▶ **What you are asked to do**:
Copy out, unchanged, the stretch of the records from their first line through the line containing "x-tick-label: 4 — [636, 529, 644, 543]".

"""

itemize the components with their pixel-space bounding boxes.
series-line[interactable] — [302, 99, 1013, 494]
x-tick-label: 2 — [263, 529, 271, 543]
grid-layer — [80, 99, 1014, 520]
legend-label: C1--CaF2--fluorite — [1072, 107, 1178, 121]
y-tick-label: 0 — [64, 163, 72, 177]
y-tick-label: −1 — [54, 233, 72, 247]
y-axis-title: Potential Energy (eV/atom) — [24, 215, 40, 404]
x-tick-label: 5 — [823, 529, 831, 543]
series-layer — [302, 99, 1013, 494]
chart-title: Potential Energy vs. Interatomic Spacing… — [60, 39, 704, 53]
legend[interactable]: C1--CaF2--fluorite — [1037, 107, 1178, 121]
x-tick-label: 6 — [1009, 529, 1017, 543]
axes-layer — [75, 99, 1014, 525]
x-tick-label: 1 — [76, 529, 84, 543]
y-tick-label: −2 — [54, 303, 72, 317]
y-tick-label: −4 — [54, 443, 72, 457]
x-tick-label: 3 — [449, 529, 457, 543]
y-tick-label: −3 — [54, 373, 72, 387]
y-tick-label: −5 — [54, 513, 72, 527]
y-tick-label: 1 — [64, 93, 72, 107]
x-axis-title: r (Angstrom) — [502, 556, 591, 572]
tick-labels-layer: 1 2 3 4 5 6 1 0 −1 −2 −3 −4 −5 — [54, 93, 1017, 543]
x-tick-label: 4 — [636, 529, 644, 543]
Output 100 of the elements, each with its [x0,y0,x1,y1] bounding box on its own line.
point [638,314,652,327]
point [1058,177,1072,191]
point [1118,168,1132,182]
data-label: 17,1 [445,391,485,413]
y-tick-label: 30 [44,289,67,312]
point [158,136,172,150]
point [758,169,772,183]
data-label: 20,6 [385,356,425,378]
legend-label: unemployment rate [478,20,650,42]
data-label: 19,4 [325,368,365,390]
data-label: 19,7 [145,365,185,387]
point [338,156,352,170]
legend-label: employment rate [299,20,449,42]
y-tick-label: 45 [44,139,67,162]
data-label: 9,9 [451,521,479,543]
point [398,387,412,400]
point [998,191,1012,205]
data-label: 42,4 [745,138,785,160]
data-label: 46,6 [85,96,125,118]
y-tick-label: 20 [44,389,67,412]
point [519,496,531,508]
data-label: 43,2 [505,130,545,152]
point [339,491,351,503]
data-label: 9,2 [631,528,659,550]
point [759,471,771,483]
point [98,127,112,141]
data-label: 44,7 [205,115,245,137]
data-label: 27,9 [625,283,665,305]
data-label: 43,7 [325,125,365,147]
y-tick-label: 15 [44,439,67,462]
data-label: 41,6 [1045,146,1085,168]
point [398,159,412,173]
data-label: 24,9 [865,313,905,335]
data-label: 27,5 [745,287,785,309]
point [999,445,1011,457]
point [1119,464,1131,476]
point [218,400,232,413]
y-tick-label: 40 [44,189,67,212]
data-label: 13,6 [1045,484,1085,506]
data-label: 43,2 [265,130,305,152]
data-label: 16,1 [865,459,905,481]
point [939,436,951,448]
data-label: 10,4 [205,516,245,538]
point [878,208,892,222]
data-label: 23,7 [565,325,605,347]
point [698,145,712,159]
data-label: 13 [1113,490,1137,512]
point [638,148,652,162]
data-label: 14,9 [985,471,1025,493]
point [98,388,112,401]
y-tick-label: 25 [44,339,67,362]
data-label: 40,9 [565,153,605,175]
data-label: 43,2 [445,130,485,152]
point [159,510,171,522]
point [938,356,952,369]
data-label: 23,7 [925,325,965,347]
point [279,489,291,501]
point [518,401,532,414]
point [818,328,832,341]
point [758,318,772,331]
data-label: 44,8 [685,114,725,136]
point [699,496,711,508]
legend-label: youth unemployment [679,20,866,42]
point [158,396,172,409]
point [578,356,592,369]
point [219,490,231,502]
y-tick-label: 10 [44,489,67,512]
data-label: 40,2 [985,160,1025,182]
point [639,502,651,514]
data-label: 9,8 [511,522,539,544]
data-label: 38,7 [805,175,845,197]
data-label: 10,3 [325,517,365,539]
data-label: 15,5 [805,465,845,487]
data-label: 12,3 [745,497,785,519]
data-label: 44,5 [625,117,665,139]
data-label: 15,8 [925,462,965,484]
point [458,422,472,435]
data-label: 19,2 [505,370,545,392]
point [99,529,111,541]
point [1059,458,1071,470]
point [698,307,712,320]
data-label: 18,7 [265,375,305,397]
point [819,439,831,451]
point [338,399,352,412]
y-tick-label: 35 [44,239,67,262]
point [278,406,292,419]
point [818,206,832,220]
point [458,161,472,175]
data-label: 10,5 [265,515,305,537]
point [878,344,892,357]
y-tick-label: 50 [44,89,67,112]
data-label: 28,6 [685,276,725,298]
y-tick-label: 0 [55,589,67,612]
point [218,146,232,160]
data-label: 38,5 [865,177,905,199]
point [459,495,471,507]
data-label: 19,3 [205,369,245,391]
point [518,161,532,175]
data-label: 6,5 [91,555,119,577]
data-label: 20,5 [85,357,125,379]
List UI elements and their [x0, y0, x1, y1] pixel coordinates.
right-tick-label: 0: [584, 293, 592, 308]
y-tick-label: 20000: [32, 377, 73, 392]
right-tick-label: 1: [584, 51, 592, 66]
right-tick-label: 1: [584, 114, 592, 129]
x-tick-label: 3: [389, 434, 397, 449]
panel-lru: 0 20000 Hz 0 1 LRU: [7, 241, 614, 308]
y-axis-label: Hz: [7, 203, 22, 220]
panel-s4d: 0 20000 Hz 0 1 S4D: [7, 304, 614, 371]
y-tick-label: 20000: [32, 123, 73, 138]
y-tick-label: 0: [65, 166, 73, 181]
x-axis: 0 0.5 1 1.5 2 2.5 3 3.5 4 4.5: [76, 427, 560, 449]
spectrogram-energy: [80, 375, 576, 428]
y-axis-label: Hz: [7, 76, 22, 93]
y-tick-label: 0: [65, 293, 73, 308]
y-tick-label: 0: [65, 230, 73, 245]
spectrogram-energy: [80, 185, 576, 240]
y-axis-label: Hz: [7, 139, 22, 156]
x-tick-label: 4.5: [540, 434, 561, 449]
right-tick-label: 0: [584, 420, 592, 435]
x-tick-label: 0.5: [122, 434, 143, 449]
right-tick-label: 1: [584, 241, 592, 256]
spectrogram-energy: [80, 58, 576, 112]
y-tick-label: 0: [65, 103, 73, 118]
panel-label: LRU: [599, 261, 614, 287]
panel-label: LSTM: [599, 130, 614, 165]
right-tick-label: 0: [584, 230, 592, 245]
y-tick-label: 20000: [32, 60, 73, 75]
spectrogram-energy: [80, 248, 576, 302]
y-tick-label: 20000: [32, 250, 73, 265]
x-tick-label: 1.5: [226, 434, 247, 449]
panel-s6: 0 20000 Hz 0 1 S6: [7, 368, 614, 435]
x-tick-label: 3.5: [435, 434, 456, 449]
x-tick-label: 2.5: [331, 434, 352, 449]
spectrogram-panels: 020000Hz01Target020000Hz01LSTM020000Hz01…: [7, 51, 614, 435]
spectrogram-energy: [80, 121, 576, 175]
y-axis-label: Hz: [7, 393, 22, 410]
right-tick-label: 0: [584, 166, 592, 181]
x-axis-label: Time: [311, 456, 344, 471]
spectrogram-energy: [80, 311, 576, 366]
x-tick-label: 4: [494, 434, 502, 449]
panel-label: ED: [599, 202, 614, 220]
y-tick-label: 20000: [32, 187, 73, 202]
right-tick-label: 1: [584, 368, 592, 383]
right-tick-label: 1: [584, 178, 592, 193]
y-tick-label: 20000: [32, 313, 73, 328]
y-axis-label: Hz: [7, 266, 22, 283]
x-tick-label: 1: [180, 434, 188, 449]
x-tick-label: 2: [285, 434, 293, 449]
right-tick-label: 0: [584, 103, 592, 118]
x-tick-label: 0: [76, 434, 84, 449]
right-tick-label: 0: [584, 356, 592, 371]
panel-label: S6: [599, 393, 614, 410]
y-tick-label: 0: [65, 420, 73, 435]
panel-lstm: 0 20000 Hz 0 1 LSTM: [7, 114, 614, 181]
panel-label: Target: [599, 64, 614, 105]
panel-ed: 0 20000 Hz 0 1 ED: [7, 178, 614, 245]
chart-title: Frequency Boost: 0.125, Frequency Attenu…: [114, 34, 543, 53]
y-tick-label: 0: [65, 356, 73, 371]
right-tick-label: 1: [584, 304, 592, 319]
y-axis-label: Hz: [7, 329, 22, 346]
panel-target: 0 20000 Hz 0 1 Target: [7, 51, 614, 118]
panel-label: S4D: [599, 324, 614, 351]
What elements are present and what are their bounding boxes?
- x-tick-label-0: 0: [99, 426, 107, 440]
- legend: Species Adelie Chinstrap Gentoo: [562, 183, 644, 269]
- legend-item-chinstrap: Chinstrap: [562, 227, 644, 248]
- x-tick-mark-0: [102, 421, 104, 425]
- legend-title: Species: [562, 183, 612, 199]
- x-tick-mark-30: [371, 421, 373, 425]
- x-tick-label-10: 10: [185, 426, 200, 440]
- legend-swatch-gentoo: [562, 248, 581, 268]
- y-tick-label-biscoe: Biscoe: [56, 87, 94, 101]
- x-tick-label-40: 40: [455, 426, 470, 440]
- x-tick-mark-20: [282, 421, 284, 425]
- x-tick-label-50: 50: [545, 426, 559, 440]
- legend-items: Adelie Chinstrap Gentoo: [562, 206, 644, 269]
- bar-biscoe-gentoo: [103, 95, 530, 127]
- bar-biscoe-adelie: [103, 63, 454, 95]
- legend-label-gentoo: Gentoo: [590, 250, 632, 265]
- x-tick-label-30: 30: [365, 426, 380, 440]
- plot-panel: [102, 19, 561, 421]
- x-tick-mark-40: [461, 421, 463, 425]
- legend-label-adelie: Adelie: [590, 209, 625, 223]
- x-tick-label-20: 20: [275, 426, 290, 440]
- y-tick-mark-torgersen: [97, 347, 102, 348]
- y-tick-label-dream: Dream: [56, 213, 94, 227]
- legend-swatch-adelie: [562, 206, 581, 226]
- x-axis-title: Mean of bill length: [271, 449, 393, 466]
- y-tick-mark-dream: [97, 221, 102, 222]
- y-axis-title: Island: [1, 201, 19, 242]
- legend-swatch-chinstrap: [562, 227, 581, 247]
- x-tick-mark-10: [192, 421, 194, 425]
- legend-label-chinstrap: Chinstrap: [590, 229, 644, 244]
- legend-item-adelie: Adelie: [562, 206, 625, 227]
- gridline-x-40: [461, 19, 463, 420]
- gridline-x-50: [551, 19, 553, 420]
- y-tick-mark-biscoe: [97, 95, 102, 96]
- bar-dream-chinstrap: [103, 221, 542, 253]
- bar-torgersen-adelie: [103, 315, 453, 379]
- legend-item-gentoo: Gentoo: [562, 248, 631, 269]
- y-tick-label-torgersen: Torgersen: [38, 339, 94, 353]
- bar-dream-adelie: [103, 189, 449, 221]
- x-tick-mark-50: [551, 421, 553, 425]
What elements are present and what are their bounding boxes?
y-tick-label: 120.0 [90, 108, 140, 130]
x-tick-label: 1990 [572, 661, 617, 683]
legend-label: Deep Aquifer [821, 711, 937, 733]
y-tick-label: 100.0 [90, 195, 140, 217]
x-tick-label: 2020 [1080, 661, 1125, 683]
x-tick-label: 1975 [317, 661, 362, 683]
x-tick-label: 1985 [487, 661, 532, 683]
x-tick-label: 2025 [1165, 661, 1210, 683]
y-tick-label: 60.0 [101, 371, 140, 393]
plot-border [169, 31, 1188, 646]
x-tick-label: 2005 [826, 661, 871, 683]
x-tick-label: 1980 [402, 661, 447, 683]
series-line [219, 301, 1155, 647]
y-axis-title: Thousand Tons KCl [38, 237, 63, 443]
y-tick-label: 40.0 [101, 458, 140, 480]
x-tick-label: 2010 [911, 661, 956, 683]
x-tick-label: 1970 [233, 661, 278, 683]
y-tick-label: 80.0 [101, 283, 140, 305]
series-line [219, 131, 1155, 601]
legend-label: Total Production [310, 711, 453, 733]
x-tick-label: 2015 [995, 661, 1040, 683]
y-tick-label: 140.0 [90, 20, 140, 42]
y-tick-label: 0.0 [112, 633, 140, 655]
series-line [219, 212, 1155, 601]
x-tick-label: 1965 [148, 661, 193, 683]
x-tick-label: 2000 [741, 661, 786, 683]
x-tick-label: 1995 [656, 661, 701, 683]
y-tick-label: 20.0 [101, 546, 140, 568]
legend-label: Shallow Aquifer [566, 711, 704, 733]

"""

▶ **Result of this task**:
itemize the components with their pixel-space bounding boxes.
series-line[interactable] — [302, 99, 1013, 494]
x-tick-label: 2 — [263, 529, 271, 543]
grid-layer — [80, 99, 1014, 520]
legend-label: C1--CaF2--fluorite — [1072, 107, 1178, 121]
y-tick-label: 0 — [64, 163, 72, 177]
y-tick-label: −1 — [54, 233, 72, 247]
y-axis-title: Potential Energy (eV/atom) — [24, 215, 40, 404]
x-tick-label: 5 — [823, 529, 831, 543]
series-layer — [302, 99, 1013, 494]
chart-title: Potential Energy vs. Interatomic Spacing… — [60, 39, 704, 53]
legend[interactable]: C1--CaF2--fluorite — [1037, 107, 1178, 121]
x-tick-label: 6 — [1009, 529, 1017, 543]
axes-layer — [75, 99, 1014, 525]
x-tick-label: 1 — [76, 529, 84, 543]
y-tick-label: −2 — [54, 303, 72, 317]
y-tick-label: −4 — [54, 443, 72, 457]
x-tick-label: 3 — [449, 529, 457, 543]
y-tick-label: −3 — [54, 373, 72, 387]
y-tick-label: −5 — [54, 513, 72, 527]
y-tick-label: 1 — [64, 93, 72, 107]
x-axis-title: r (Angstrom) — [502, 556, 591, 572]
tick-labels-layer: 1 2 3 4 5 6 1 0 −1 −2 −3 −4 −5 — [54, 93, 1017, 543]
x-tick-label: 4 — [636, 529, 644, 543]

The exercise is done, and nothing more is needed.